** begin READING TEXT **
1. A computer-implemented method for searching for data in user-structured tables, comprising:
receiving user-selected properties for storing lists of data in a user-structured data table, wherein the user-selected properties comprise a list identifier property and a field identifier property for identifying at least one data category that is associated with a list;
storing data values from users in the user-structured data table wherein each data value has an associated field identifier, associated list identifier, and associated item identifier such that each data value is associated with an item identifier that is unique for the list identified by the list identifier; and
creating a first indexing table comprising data values from the user-structured data table, wherein each data value has the associated item identifier from the user-structured data table, the associated field identifier from the user-structured data table, and the associated list identifier from the user-structured data table.
2. The method of claim 1, further comprising sorting the first indexing table using a first collation order.
3. The method of claim 2, further comprising creating a second index table using a second collation order that is different from the first collation order.
4. The method of claim 3, wherein the first and second collation orders are associated with different locales.
5. The method of claim 3, wherein the second index table comprises words in a language that is different from the words comprised be the first index table.
6. The method of claim 1, further comprising receiving a query for retrieving data from the user-structured data table, using a key from the received query to query the first index table and obtain a return value, and using the return value to query the user-structured data table.
7. The method of claim 6, wherein the user-structured data table is queried directly using the received query when the number of rows in the user-structured data table is less than an efficiency threshold.
8. The method of claim 6, wherein the received query comprises a list identifier, a field identifier, a data value, and a return value for an item identifier.
9. The method of claim 6, wherein the received query comprises a field identifier, a data value, a return valued for a list identifier, and a return value for an item identifier.
10. The method of claim 1, further comprising changing a data value in the first indexing table in response to a user command modifying an associated data value stored in the user-structured data table.
11. The method of claim 1, further comprising changing a field value in the first indexing table in response to a user command modifying an associated field identifier stored in the user-structured data table.
12. An information retrieval and storage system, comprising:
a first data register comprising rows and columns, wherein the columns are indexed by using user-selected properties, wherein the user-selected properties comprise a list identifier and a field identifier for identifying at least one data category that is associated with a list, and wherein each row comprises a list identifier, a field for storing data values for the user-selected properties, and an item identifier that is unique for the identified list; and
a second data register comprising index entries, wherein each index entry comprises a data value from the first data register and the item identifier, the field identifier, and the list identifier that are associated with the data value from the first data register; and
a query engine that is configured to receive a query for locating data in the first data register by using a term in the query to locate an index entry in the second data register and using the located index entry to locate data in the first data register.
13. The system of claim 12, wherein the index entries in the second data register are arranged according to a first collation order.
** end READING TEXT **
TASK TO CARRY OUT: Extract the passage of the patent claims between "3. The method" and "with different locales.", inclusive. The items that follow have no connection to the patent claims above.
** begin EXTRACTED INFORMATION **
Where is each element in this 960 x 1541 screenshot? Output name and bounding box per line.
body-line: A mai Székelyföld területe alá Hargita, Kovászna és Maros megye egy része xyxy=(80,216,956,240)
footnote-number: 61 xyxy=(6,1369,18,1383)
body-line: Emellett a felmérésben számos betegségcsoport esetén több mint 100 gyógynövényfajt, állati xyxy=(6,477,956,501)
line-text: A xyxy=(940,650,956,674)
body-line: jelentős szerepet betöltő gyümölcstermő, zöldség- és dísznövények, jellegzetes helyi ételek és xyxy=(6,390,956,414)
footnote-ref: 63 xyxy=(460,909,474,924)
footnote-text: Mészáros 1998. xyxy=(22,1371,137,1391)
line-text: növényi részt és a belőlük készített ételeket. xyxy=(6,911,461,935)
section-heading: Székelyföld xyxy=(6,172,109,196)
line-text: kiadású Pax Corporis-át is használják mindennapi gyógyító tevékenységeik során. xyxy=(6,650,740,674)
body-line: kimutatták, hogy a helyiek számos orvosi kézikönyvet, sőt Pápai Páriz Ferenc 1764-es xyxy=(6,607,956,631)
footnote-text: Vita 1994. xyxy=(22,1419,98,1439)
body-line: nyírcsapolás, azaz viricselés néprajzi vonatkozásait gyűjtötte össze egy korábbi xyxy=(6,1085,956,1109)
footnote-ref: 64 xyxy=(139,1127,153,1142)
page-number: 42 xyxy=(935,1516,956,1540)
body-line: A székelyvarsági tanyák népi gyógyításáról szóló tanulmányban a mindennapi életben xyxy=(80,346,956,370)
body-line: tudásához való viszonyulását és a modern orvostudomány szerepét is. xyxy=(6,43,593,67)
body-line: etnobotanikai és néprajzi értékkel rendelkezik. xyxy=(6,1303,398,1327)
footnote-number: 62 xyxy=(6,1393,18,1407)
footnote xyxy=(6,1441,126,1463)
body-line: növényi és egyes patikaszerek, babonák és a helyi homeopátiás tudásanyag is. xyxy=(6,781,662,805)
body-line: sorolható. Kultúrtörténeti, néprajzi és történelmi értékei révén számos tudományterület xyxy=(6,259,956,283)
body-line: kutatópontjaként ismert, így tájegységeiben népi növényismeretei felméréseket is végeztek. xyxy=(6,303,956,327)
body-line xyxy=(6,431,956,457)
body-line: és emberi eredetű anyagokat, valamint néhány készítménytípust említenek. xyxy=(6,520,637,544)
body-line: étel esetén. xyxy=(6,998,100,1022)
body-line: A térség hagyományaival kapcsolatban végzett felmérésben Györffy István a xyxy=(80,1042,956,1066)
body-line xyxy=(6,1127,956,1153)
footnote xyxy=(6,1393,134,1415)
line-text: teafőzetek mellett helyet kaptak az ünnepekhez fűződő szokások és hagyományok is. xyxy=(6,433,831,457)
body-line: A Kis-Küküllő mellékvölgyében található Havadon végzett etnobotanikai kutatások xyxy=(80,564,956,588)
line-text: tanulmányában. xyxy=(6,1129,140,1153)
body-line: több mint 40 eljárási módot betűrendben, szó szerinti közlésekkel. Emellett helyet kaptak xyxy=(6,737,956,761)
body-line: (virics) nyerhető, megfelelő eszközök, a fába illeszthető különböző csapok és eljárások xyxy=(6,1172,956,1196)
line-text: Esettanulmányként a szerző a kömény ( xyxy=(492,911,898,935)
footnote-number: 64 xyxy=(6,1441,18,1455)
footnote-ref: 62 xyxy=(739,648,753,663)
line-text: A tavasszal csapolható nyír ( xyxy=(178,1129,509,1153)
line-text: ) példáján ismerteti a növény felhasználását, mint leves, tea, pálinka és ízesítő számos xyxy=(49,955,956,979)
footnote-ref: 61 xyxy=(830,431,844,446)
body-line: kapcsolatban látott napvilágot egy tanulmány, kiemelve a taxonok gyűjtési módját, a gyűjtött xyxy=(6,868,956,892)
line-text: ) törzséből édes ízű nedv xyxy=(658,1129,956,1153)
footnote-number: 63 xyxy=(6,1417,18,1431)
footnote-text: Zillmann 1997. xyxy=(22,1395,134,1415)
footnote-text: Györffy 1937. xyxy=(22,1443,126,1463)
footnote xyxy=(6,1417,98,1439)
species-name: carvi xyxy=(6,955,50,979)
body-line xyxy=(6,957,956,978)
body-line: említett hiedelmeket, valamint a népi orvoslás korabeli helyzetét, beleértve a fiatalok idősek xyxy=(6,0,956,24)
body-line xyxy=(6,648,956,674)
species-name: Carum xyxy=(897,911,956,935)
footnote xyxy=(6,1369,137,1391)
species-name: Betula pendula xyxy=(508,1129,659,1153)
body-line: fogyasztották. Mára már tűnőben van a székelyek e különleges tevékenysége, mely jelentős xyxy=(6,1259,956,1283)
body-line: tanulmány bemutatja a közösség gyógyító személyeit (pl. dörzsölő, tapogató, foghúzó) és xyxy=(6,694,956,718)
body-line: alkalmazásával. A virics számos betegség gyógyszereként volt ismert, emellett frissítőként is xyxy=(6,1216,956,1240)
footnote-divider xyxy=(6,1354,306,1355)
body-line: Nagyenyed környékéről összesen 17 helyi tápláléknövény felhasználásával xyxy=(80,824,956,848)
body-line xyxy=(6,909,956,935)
** end EXTRACTED INFORMATION **
SOLUTION FOR THIS PROBLEM:
3. The method of claim 2, further comprising creating a second index table using a second collation order that is different from the first collation order.
4. The method of claim 3, wherein the first and second collation orders are associated with different locales.